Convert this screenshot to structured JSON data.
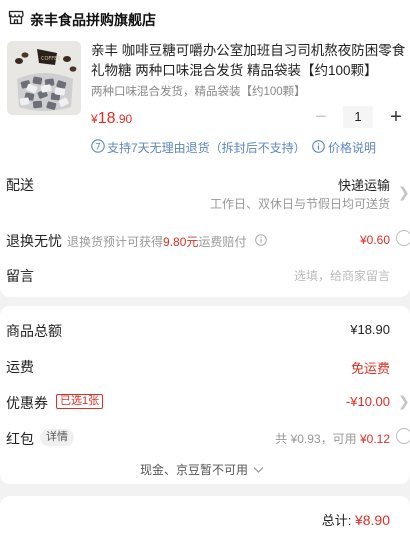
{
  "shop": {
    "name": "亲丰食品拼购旗舰店",
    "icon": "store-icon"
  },
  "product": {
    "title": "亲丰 咖啡豆糖可嚼办公室加班自习司机熬夜防困零食礼物糖 两种口味混合发货 精品袋装【约100颗】",
    "spec": "两种口味混合发货，精品袋装【约100颗】",
    "price_symbol": "¥",
    "price_int": "18",
    "price_dec": ".90",
    "quantity": "1",
    "minus_label": "−",
    "plus_label": "+"
  },
  "guarantee": {
    "text": "支持7天无理由退货（拆封后不支持）",
    "icon_label": "7",
    "price_note": "价格说明",
    "colors": {
      "link": "#5d87c9"
    }
  },
  "delivery": {
    "label": "配送",
    "method": "快递运输",
    "note": "工作日、双休日与节假日均可送货"
  },
  "return": {
    "label": "退换无忧",
    "desc_prefix": "退换货预计可获得",
    "desc_amount": "9.80元",
    "desc_suffix": "运费赔付",
    "price": "¥0.60"
  },
  "message": {
    "label": "留言",
    "placeholder": "选填，给商家留言"
  },
  "summary": {
    "goods_total_label": "商品总额",
    "goods_total_value": "¥18.90",
    "shipping_label": "运费",
    "shipping_value": "免运费",
    "coupon_label": "优惠券",
    "coupon_tag": "已选1张",
    "coupon_value": "-¥10.00",
    "redpacket_label": "红包",
    "redpacket_tag": "详情",
    "redpacket_total": "共 ¥0.93，可用",
    "redpacket_usable": "¥0.12",
    "unavailable_text": "现金、京豆暂不可用",
    "total_label": "总计:",
    "total_value": "¥8.90"
  },
  "colors": {
    "accent": "#e02e24",
    "muted": "#999999",
    "background": "#f2f2f2"
  }
}
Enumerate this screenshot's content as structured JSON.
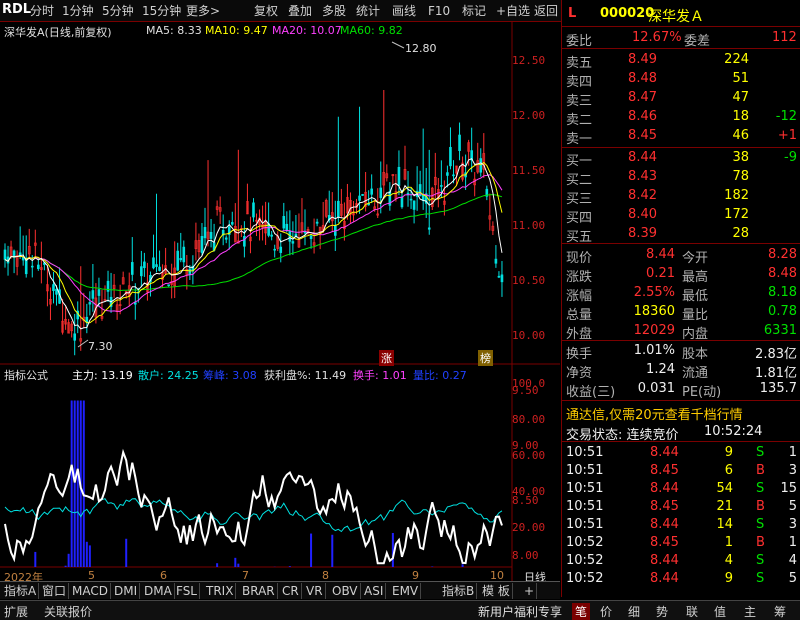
{
  "toolbar": {
    "logo": "RDL",
    "items": [
      "分时",
      "1分钟",
      "5分钟",
      "15分钟",
      "更多>",
      "复权",
      "叠加",
      "多股",
      "统计",
      "画线",
      "F10",
      "标记",
      "+自选",
      "返回"
    ]
  },
  "chart_header": {
    "name": "深华发A(日线,前复权)",
    "ma5": "MA5: 8.33",
    "ma10": "MA10: 9.47",
    "ma20": "MA20: 10.07",
    "ma60": "MA60: 9.82"
  },
  "price_axis": [
    "12.50",
    "12.00",
    "11.50",
    "11.00",
    "10.50",
    "10.00",
    "9.50",
    "9.00",
    "8.50",
    "8.00"
  ],
  "annotations": {
    "high": "12.80",
    "low": "7.30",
    "tag1": "涨",
    "tag2": "榜"
  },
  "indicator_header": {
    "title": "指标公式",
    "zl": "主力: 13.19",
    "sh": "散户: 24.25",
    "ws": "筹峰: 3.08",
    "hl": "获利盘%: 11.49",
    "hs": "换手: 1.01",
    "lb": "量比: 0.27"
  },
  "indicator_axis": [
    "100.0",
    "80.00",
    "60.00",
    "40.00",
    "20.00"
  ],
  "date_axis": [
    "2022年",
    "5",
    "6",
    "7",
    "8",
    "9",
    "10"
  ],
  "period": "日线",
  "tabs": [
    "指标A",
    "窗口",
    "MACD",
    "DMI",
    "DMA",
    "FSL",
    "TRIX",
    "BRAR",
    "CR",
    "VR",
    "OBV",
    "ASI",
    "EMV",
    "指标B",
    "模 板",
    "+"
  ],
  "status_bar": {
    "left": [
      "扩展",
      "关联报价"
    ],
    "promo": "新用户福利专享",
    "right": [
      "笔",
      "价",
      "细",
      "势",
      "联",
      "值",
      "主",
      "筹"
    ]
  },
  "stock": {
    "flag": "L",
    "code": "000020",
    "name": "深华发Ａ"
  },
  "weibi": {
    "l1": "委比",
    "v1": "12.67%",
    "l2": "委差",
    "v2": "112"
  },
  "asks": [
    {
      "l": "卖五",
      "p": "8.49",
      "v": "224",
      "c": ""
    },
    {
      "l": "卖四",
      "p": "8.48",
      "v": "51",
      "c": ""
    },
    {
      "l": "卖三",
      "p": "8.47",
      "v": "47",
      "c": ""
    },
    {
      "l": "卖二",
      "p": "8.46",
      "v": "18",
      "c": "-12"
    },
    {
      "l": "卖一",
      "p": "8.45",
      "v": "46",
      "c": "+1"
    }
  ],
  "bids": [
    {
      "l": "买一",
      "p": "8.44",
      "v": "38",
      "c": "-9"
    },
    {
      "l": "买二",
      "p": "8.43",
      "v": "78",
      "c": ""
    },
    {
      "l": "买三",
      "p": "8.42",
      "v": "182",
      "c": ""
    },
    {
      "l": "买四",
      "p": "8.40",
      "v": "172",
      "c": ""
    },
    {
      "l": "买五",
      "p": "8.39",
      "v": "28",
      "c": ""
    }
  ],
  "quote": [
    {
      "l1": "现价",
      "v1": "8.44",
      "c1": "red",
      "l2": "今开",
      "v2": "8.28",
      "c2": "red"
    },
    {
      "l1": "涨跌",
      "v1": "0.21",
      "c1": "red",
      "l2": "最高",
      "v2": "8.48",
      "c2": "red"
    },
    {
      "l1": "涨幅",
      "v1": "2.55%",
      "c1": "red",
      "l2": "最低",
      "v2": "8.18",
      "c2": "grn"
    },
    {
      "l1": "总量",
      "v1": "18360",
      "c1": "yel",
      "l2": "量比",
      "v2": "0.78",
      "c2": "grn"
    },
    {
      "l1": "外盘",
      "v1": "12029",
      "c1": "red",
      "l2": "内盘",
      "v2": "6331",
      "c2": "grn"
    }
  ],
  "quote2": [
    {
      "l1": "换手",
      "v1": "1.01%",
      "l2": "股本",
      "v2": "2.83亿"
    },
    {
      "l1": "净资",
      "v1": "1.24",
      "l2": "流通",
      "v2": "1.81亿"
    },
    {
      "l1": "收益(三)",
      "v1": "0.031",
      "l2": "PE(动)",
      "v2": "135.7"
    }
  ],
  "promo": "通达信,仅需20元查看千档行情",
  "trade_state": {
    "label": "交易状态: 连续竞价",
    "time": "10:52:24"
  },
  "ticks": [
    {
      "t": "10:51",
      "p": "8.44",
      "v": "9",
      "s": "S",
      "n": "1"
    },
    {
      "t": "10:51",
      "p": "8.45",
      "v": "6",
      "s": "B",
      "n": "3"
    },
    {
      "t": "10:51",
      "p": "8.44",
      "v": "54",
      "s": "S",
      "n": "15"
    },
    {
      "t": "10:51",
      "p": "8.45",
      "v": "21",
      "s": "B",
      "n": "5"
    },
    {
      "t": "10:51",
      "p": "8.44",
      "v": "14",
      "s": "S",
      "n": "3"
    },
    {
      "t": "10:52",
      "p": "8.45",
      "v": "1",
      "s": "B",
      "n": "1"
    },
    {
      "t": "10:52",
      "p": "8.44",
      "v": "4",
      "s": "S",
      "n": "4"
    },
    {
      "t": "10:52",
      "p": "8.44",
      "v": "9",
      "s": "S",
      "n": "5"
    }
  ],
  "colors": {
    "up": "#ff3030",
    "down": "#00e000",
    "ma5": "#ffffff",
    "ma10": "#ffff00",
    "ma20": "#ff40ff",
    "ma60": "#00e000",
    "zl": "#ffffff",
    "sh": "#00e0e0",
    "ws": "#2020ff"
  }
}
------------------------------------------------------------
[Required work]
Extract, from the listing above, every line where the string "screenshot" occurs.

[Answer to this problem]
Convert this screenshot to structured JSON data.
Enumerate this screenshot's content as structured JSON.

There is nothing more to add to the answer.